# THE PROBLEM:
Every line below that contains "series" is to be copied.

# Records from a dataset:
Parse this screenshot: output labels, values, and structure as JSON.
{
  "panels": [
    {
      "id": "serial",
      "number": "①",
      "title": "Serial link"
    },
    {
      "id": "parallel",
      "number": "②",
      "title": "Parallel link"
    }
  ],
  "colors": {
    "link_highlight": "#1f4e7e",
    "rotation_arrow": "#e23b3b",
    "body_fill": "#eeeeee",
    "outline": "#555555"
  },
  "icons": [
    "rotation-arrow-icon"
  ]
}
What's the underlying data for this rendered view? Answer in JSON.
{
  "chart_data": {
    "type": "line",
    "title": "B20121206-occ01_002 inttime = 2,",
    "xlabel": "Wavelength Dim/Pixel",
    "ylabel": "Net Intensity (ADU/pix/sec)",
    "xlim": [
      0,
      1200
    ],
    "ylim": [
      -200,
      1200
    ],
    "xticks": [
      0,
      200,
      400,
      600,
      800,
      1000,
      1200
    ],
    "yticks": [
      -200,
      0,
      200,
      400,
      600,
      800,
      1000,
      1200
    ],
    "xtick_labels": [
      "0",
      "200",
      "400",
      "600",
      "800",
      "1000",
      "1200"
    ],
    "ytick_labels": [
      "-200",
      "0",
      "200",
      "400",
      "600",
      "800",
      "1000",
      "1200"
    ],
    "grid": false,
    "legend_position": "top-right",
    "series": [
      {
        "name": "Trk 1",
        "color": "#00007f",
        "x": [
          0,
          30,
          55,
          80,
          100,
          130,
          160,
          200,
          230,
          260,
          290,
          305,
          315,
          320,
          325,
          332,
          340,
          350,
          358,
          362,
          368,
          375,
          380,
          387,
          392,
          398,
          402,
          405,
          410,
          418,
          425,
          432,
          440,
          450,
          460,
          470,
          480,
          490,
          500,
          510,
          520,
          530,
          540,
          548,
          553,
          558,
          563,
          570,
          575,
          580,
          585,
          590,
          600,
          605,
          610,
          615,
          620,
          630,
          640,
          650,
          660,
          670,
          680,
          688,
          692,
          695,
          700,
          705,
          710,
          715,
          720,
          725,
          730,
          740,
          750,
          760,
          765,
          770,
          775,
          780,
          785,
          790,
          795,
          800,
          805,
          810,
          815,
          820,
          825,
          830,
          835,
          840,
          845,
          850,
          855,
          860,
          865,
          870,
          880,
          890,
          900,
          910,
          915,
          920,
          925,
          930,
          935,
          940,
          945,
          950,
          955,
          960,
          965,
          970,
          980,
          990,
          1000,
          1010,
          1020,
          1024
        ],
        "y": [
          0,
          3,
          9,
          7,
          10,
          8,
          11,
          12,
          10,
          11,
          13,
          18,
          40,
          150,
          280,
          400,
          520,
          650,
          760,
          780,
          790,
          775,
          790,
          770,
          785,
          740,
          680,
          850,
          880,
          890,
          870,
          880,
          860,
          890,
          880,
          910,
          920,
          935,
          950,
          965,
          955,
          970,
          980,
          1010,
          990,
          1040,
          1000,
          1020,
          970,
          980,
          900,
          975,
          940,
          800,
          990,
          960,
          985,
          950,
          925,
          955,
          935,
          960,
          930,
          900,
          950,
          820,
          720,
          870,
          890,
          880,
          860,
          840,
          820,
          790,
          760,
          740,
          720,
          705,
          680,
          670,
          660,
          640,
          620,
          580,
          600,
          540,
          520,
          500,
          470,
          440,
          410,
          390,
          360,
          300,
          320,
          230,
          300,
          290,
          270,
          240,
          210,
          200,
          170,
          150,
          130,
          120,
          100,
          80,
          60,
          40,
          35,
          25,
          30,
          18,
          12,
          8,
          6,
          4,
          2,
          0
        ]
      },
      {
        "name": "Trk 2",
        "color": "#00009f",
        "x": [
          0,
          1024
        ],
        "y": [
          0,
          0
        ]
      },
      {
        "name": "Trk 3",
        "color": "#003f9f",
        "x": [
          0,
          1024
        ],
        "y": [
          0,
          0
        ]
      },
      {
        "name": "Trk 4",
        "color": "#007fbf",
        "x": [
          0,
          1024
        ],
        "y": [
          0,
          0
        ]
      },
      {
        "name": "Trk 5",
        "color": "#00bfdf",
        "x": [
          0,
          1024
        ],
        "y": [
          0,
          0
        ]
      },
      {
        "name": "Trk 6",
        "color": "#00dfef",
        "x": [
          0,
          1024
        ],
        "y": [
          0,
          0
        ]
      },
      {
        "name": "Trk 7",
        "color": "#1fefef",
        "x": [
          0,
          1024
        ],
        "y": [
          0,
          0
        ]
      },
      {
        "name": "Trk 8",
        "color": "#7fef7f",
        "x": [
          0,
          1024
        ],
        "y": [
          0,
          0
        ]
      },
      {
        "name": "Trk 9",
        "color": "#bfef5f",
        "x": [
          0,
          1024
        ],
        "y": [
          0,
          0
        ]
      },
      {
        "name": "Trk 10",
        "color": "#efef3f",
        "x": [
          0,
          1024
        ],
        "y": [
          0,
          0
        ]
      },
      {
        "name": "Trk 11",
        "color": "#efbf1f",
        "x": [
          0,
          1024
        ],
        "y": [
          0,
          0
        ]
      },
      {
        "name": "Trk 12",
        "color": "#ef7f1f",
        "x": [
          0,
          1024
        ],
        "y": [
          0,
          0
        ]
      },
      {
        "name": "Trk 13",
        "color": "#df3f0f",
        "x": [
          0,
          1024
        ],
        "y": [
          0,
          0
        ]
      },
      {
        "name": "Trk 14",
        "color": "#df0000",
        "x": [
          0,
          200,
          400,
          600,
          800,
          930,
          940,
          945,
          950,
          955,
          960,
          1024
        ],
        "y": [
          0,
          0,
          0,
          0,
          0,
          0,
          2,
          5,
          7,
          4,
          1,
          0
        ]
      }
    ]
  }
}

* * *

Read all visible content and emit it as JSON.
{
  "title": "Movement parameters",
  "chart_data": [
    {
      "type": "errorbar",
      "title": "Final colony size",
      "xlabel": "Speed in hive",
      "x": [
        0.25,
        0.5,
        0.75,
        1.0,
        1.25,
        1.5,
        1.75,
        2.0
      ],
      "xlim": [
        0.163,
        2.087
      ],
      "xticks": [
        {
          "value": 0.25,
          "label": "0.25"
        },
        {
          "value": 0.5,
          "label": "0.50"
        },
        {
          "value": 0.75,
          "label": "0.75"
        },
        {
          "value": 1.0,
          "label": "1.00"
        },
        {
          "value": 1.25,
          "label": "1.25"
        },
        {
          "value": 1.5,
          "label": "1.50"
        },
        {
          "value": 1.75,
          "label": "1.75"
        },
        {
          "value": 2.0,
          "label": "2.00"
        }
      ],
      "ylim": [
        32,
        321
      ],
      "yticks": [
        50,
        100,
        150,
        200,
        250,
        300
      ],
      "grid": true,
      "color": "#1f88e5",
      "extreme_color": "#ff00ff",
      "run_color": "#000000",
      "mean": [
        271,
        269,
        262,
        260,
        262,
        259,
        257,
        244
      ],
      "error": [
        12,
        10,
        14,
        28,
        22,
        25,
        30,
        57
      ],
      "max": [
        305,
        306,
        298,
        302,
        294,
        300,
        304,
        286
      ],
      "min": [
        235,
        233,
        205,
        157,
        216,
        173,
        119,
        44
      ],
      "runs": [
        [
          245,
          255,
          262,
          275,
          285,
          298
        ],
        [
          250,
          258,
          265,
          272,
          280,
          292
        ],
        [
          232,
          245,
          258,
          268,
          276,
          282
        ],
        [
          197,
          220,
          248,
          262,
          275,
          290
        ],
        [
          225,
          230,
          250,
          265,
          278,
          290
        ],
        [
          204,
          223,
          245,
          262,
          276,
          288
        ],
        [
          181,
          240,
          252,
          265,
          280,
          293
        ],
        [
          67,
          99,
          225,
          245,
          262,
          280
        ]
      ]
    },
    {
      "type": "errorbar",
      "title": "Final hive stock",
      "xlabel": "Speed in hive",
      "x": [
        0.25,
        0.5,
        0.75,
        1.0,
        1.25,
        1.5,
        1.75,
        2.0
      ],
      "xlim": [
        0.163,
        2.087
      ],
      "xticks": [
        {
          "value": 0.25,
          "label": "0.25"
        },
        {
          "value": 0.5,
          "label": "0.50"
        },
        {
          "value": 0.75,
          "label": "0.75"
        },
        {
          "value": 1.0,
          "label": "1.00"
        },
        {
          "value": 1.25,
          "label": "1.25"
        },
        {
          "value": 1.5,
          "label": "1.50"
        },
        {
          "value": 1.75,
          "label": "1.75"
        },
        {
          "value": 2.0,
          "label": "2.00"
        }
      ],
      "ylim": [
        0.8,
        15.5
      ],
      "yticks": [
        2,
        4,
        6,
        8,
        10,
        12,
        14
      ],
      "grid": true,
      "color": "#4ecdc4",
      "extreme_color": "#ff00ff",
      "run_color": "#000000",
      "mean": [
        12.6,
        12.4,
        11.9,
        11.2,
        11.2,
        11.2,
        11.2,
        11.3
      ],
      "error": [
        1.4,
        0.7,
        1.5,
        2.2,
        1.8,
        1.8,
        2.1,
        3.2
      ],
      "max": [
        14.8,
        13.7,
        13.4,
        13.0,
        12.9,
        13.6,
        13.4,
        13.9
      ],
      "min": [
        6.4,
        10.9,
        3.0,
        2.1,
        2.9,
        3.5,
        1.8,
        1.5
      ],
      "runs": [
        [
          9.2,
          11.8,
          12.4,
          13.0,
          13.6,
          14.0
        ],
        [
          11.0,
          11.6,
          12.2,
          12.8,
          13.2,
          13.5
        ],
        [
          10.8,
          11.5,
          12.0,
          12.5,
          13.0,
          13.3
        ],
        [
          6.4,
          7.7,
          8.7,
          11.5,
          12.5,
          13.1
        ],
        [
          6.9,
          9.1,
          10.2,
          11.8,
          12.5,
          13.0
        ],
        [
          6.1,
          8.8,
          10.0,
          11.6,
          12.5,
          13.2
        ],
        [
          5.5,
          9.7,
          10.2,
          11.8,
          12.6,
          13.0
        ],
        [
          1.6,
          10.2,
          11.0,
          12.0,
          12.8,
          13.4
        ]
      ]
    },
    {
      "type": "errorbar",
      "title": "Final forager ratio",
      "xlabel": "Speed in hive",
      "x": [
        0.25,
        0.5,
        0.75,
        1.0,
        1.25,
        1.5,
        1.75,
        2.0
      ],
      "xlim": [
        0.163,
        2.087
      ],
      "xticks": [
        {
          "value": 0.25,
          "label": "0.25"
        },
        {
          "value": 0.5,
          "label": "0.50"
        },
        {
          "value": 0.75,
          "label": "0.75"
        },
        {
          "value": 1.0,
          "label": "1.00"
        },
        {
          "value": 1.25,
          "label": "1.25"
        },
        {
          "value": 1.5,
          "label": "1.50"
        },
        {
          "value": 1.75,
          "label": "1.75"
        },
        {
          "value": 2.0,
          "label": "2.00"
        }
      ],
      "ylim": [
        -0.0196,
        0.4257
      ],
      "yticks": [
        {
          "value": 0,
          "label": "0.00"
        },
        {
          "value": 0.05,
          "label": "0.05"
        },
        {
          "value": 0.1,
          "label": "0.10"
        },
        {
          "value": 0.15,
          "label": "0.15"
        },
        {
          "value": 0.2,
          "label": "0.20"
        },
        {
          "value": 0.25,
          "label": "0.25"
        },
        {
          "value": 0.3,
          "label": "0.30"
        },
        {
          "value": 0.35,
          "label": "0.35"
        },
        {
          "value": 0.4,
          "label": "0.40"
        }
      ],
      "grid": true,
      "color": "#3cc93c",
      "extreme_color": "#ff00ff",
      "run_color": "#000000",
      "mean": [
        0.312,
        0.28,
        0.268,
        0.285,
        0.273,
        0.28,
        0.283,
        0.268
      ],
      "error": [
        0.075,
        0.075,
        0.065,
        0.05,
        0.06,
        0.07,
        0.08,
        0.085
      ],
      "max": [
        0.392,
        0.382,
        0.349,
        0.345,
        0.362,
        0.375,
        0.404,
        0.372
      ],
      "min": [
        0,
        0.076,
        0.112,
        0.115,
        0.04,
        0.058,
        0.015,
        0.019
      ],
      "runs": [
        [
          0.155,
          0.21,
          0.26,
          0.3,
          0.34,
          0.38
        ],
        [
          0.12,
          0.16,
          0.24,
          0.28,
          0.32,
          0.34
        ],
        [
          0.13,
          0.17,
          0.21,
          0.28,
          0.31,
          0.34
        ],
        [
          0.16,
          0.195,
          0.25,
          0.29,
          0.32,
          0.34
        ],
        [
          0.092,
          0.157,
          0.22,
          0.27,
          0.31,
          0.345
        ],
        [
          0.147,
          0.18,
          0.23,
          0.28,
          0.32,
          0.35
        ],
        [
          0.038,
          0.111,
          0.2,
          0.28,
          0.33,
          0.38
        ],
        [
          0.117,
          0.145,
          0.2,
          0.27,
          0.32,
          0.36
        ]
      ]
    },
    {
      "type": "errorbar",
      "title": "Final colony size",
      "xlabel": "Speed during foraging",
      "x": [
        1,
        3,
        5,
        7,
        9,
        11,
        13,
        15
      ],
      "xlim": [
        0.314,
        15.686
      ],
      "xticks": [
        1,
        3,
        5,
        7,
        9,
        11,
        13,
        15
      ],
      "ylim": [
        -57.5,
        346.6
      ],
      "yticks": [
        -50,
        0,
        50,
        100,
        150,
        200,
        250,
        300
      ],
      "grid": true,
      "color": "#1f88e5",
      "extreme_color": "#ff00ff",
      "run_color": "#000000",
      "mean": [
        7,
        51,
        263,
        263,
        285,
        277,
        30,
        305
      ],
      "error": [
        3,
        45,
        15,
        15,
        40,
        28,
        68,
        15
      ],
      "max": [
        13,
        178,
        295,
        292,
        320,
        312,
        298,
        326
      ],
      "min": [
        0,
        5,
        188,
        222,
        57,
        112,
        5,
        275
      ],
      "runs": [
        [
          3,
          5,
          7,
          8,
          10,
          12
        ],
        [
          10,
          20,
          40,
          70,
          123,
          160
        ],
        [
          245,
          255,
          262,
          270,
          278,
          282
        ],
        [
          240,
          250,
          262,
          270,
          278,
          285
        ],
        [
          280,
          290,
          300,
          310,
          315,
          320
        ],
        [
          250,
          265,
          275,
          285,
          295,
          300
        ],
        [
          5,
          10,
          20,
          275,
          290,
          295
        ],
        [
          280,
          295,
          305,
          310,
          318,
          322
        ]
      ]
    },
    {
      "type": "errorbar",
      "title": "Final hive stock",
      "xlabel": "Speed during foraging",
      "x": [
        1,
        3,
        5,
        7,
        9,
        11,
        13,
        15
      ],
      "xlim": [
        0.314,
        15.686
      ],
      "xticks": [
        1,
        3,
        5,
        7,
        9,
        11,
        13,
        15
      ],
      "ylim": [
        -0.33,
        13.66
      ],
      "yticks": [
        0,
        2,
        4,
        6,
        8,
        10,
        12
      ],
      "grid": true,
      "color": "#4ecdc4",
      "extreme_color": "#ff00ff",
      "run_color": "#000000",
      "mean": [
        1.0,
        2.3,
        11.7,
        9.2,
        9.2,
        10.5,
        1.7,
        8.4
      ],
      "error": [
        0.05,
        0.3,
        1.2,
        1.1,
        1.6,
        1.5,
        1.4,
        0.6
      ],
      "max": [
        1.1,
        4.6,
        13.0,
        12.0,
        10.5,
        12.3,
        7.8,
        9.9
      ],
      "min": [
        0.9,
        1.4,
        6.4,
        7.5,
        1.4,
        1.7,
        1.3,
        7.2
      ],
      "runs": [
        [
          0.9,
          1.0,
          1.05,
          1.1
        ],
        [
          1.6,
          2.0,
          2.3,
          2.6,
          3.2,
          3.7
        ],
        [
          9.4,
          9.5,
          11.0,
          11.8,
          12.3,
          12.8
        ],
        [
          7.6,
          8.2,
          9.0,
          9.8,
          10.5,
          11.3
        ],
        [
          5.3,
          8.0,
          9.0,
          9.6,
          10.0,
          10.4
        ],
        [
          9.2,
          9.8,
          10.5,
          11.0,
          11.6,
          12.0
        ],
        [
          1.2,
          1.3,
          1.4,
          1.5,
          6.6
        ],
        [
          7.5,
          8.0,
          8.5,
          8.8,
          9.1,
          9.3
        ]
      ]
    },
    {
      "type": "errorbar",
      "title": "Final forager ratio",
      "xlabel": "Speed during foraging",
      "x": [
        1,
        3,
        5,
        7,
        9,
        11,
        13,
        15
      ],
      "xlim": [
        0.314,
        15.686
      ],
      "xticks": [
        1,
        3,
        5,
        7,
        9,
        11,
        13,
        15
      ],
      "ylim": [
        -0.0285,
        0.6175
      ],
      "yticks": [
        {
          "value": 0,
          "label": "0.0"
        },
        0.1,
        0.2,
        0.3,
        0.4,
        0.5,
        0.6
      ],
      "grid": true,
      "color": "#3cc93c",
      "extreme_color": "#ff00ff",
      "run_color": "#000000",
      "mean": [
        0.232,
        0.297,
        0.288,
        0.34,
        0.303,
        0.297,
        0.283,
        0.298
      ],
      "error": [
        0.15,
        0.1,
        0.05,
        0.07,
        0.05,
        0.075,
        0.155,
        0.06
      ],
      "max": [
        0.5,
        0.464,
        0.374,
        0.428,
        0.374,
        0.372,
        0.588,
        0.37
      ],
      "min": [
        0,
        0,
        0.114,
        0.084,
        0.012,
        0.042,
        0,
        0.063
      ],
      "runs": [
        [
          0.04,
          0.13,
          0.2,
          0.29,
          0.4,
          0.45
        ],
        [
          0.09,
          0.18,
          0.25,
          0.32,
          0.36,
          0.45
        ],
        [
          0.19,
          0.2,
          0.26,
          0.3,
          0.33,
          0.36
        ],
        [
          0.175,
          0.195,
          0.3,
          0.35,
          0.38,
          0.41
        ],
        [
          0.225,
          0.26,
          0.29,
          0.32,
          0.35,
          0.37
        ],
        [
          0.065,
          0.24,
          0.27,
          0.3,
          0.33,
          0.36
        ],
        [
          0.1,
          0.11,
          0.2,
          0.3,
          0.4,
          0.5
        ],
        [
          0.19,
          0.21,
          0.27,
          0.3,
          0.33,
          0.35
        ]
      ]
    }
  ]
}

...

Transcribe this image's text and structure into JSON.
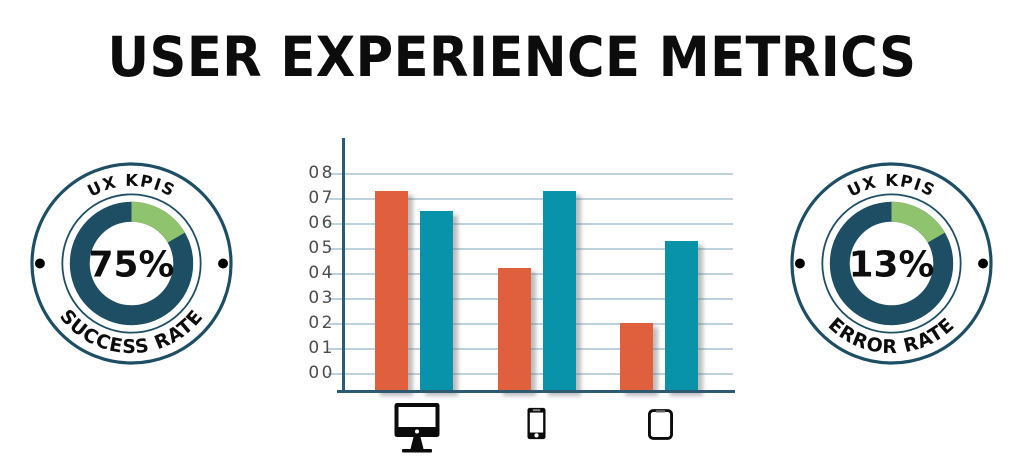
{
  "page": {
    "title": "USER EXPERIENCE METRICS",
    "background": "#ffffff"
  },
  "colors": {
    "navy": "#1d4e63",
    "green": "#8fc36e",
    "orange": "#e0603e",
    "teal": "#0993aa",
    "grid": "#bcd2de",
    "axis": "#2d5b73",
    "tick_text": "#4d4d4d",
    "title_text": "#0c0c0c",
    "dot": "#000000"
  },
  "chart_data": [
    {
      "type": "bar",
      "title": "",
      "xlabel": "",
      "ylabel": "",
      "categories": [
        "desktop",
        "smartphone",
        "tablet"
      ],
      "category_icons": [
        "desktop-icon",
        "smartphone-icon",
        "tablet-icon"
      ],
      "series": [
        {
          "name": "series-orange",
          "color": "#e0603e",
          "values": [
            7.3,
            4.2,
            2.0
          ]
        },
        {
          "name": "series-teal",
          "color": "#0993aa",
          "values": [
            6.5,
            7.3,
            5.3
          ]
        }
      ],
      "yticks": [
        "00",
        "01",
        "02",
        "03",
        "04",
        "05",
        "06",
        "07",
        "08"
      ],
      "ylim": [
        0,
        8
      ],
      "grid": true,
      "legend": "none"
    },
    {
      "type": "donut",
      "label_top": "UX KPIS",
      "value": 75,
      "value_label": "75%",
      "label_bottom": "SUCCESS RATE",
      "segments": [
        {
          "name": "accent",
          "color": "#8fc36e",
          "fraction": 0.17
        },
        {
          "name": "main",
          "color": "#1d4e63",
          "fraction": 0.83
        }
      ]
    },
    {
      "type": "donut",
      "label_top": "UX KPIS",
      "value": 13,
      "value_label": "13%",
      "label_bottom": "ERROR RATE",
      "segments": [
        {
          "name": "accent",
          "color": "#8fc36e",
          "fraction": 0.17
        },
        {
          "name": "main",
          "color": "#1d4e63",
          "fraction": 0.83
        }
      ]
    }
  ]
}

# FINISHED EXERCISE:
    "series": [
      "series": [
          "name": "series-orange",
          "name": "series-teal",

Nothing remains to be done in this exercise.